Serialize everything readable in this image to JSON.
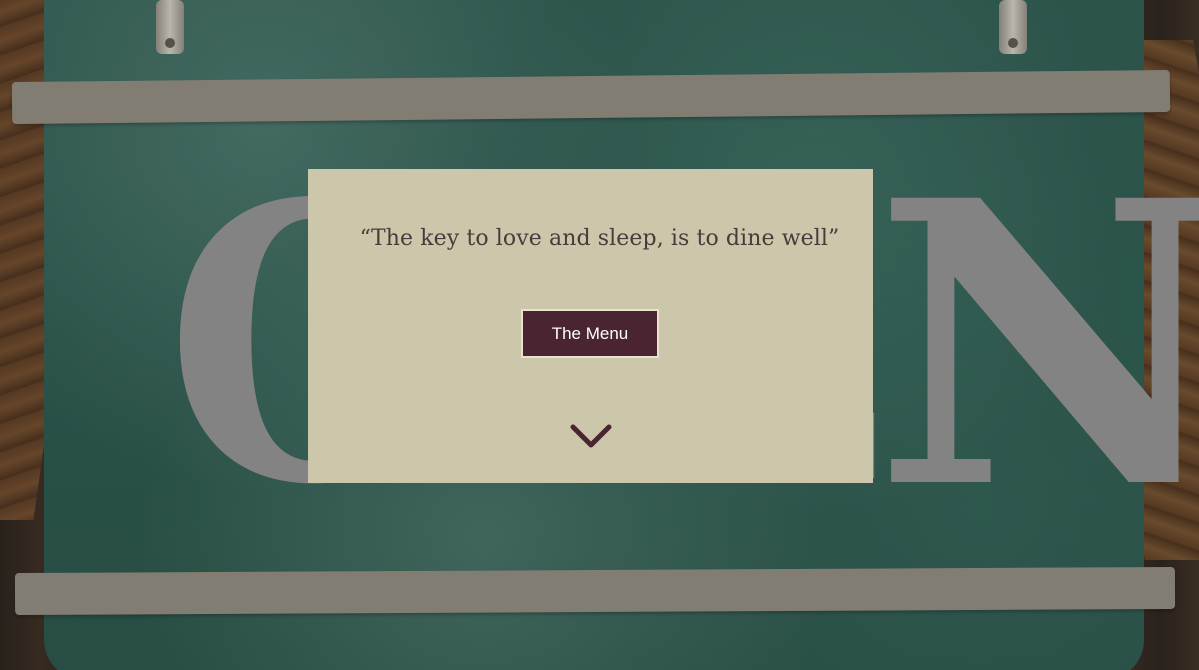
{
  "background": {
    "sign_text": "OPEN",
    "sign_color": "#2f5a50",
    "lettering_color": "#8c8c8c"
  },
  "hero": {
    "quote": "“The key to love and sleep, is to dine well”",
    "menu_button_label": "The Menu",
    "scroll_icon": "chevron-down-icon",
    "card_color": "#ccc6aa",
    "button_color": "#4a2431"
  }
}
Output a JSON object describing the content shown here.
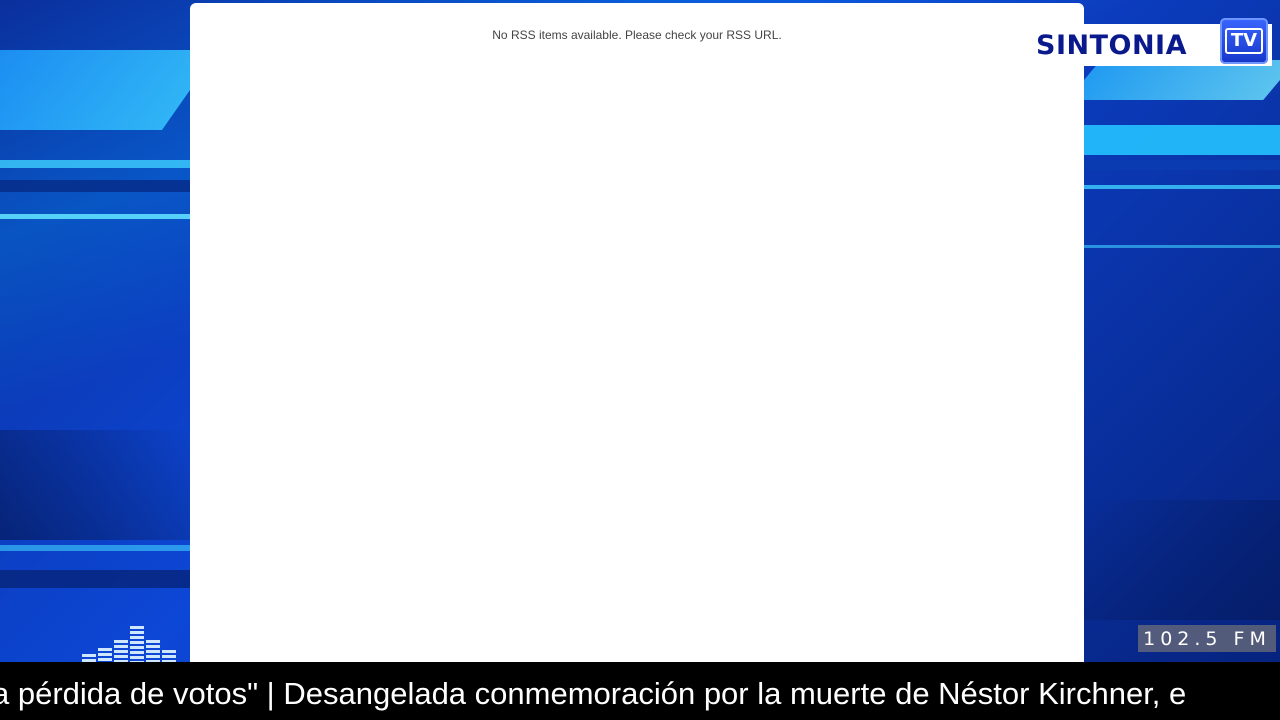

========

▶ Goal
Every line above should be returned exactly; the pictures stay out.

▶ Correct result
Serialize everything readable in this image to JSON.
{
  "background": {
    "sign_text": "OPEN",
    "sign_color": "#2f5a50",
    "lettering_color": "#8c8c8c"
  },
  "hero": {
    "quote": "“The key to love and sleep, is to dine well”",
    "menu_button_label": "The Menu",
    "scroll_icon": "chevron-down-icon",
    "card_color": "#ccc6aa",
    "button_color": "#4a2431"
  }
}
Output a JSON object describing the content shown here.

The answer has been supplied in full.